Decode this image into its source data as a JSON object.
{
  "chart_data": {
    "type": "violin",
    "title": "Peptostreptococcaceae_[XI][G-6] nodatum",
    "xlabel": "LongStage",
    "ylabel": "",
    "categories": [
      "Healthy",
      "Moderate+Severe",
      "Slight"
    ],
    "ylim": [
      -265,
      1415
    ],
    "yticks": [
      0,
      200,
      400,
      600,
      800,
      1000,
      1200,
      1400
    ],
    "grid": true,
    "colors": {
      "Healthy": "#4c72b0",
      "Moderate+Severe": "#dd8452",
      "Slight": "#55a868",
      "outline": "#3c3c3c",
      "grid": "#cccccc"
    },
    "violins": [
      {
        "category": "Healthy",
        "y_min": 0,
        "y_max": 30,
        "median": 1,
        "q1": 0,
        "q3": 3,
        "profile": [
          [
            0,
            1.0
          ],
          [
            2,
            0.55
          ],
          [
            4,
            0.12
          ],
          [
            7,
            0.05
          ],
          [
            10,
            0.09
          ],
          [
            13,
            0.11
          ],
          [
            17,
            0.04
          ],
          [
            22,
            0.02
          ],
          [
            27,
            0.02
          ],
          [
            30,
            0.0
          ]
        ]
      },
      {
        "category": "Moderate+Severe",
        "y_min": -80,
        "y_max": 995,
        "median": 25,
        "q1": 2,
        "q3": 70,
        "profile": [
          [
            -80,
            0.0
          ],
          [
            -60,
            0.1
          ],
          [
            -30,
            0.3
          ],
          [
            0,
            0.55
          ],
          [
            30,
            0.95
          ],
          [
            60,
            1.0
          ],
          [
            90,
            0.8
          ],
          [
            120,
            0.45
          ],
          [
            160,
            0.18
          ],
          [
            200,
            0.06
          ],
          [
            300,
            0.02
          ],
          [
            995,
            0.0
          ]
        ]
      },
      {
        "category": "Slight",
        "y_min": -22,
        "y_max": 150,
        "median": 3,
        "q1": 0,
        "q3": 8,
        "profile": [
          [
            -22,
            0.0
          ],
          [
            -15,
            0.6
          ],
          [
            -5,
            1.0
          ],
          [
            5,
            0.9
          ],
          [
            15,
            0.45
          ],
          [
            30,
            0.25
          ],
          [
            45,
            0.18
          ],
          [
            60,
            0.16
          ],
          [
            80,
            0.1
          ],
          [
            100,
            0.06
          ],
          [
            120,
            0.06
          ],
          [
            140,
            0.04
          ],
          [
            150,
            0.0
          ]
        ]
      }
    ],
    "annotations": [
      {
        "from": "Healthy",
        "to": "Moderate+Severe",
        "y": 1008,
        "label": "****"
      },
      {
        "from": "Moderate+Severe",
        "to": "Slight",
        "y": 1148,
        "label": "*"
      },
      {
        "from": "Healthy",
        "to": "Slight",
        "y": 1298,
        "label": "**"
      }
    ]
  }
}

————

### [EXERCISE]
Go through the entries above and copy every line containing "Severe".

### [CORRECT RESULT]
      "Moderate+Severe",
      "Moderate+Severe": "#dd8452",
        "category": "Moderate+Severe",
        "to": "Moderate+Severe",
        "from": "Moderate+Severe",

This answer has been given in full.